- _MATERIAL TO PROCESS_

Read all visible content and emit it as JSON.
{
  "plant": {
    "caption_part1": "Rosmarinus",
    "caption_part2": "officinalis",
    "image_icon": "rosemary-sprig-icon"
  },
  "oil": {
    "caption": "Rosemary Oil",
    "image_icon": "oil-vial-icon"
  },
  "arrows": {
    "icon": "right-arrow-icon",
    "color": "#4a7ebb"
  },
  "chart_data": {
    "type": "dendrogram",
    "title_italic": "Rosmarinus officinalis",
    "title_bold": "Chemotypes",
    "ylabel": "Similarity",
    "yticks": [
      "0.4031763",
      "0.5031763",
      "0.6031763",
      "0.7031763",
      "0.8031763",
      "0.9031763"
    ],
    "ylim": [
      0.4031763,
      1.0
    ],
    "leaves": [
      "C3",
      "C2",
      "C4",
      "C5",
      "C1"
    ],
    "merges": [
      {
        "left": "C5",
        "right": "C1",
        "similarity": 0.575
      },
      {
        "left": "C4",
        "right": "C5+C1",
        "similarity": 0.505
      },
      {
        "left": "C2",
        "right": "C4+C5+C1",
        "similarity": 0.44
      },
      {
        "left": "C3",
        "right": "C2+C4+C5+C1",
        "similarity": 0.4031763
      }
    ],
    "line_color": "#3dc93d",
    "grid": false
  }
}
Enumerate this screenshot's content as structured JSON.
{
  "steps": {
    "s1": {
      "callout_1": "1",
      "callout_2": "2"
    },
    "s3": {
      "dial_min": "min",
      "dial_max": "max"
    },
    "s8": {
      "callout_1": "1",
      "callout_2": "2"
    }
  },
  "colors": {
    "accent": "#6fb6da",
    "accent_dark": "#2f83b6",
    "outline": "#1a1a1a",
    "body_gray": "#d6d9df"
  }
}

- _WRITTEN EXERCISE_
Return the lines beginning at the one that contains "Enumerate this screenshot's" and continuing through the last line of the data, exactly as they stand and without any others.

- _RESPONSE TO THE EXERCISE_
Enumerate this screenshot's content as structured JSON.
{
  "steps": {
    "s1": {
      "callout_1": "1",
      "callout_2": "2"
    },
    "s3": {
      "dial_min": "min",
      "dial_max": "max"
    },
    "s8": {
      "callout_1": "1",
      "callout_2": "2"
    }
  },
  "colors": {
    "accent": "#6fb6da",
    "accent_dark": "#2f83b6",
    "outline": "#1a1a1a",
    "body_gray": "#d6d9df"
  }
}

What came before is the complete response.